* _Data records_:
^^^^^^^^
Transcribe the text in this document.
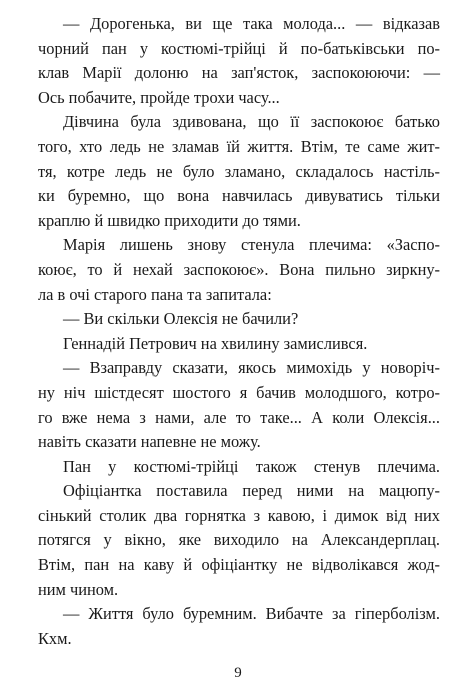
— Дорогенька, ви ще така молода... — відказав
чорний пан у костюмі-трійці й по-батьківськи по-
клав Марії долоню на зап'ясток, заспокоюючи: —
Ось побачите, пройде трохи часу...
Дівчина була здивована, що її заспокоює батько
того, хто ледь не зламав їй життя. Втім, те саме жит-
тя, котре ледь не було зламано, складалось настіль-
ки буремно, що вона навчилась дивуватись тільки
краплю й швидко приходити до тями.
Марія лишень знову стенула плечима: «Заспо-
коює, то й нехай заспокоює». Вона пильно зиркну-
ла в очі старого пана та запитала:
— Ви скільки Олексія не бачили?
Геннадій Петрович на хвилину замислився.
— Взаправду сказати, якось мимохідь у новоріч-
ну ніч шістдесят шостого я бачив молодшого, котро-
го вже нема з нами, але то таке... А коли Олексія...
навіть сказати напевне не можу.
Пан у костюмі-трійці також стенув плечима.
Офіціантка поставила перед ними на мацюпу-
сінький столик два горнятка з кавою, і димок від них
потягся у вікно, яке виходило на Александерплац.
Втім, пан на каву й офіціантку не відволікався жод-
ним чином.
— Життя було буремним. Вибачте за гіперболізм.
Кхм.
9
^^^^^^^^
* _PROBLEM TO SOLVE_: Search the records for the string "Олексія" and return every line in which it occurs.

* _OUTPUT_:
— Ви скільки Олексія не бачили?
го вже нема з нами, але то таке... А коли Олексія...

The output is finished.